» Set exercise
Only the number is needed: how many lines of the records include "deflector"?
-- begin --
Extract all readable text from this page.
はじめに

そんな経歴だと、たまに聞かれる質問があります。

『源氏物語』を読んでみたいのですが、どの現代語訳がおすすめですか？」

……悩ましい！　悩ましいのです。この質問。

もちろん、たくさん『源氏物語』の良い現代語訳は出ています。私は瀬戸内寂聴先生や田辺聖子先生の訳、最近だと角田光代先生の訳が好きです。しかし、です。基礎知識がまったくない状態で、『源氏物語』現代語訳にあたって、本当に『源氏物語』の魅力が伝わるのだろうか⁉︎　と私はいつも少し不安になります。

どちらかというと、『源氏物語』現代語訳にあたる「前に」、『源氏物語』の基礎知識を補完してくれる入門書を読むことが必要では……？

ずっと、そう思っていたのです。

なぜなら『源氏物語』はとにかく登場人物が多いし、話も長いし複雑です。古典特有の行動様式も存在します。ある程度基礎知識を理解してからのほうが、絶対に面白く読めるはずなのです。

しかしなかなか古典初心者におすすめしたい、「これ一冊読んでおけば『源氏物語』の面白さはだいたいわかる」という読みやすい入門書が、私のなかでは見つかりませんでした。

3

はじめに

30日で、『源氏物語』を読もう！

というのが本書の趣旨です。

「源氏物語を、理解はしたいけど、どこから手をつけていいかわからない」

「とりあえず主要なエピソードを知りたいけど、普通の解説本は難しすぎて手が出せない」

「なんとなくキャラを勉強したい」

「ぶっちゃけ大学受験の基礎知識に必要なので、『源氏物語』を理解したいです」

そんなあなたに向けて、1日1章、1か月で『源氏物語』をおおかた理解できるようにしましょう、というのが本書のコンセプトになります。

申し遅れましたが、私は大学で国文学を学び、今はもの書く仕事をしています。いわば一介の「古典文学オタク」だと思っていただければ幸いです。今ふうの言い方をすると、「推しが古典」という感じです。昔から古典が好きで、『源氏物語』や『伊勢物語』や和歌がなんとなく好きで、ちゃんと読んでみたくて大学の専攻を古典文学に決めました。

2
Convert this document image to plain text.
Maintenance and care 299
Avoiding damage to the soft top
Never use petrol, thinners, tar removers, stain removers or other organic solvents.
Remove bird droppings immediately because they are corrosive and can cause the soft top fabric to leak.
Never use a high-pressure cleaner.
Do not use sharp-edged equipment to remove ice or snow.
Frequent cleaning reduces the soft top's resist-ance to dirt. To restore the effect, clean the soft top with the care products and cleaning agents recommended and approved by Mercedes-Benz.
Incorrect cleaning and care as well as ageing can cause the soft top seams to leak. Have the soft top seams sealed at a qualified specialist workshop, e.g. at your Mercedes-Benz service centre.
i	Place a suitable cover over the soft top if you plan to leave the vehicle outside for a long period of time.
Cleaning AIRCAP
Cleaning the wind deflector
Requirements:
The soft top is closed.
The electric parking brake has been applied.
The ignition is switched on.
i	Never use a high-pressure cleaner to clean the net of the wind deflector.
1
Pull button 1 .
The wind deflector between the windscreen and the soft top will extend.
-- end --
» Task answer
3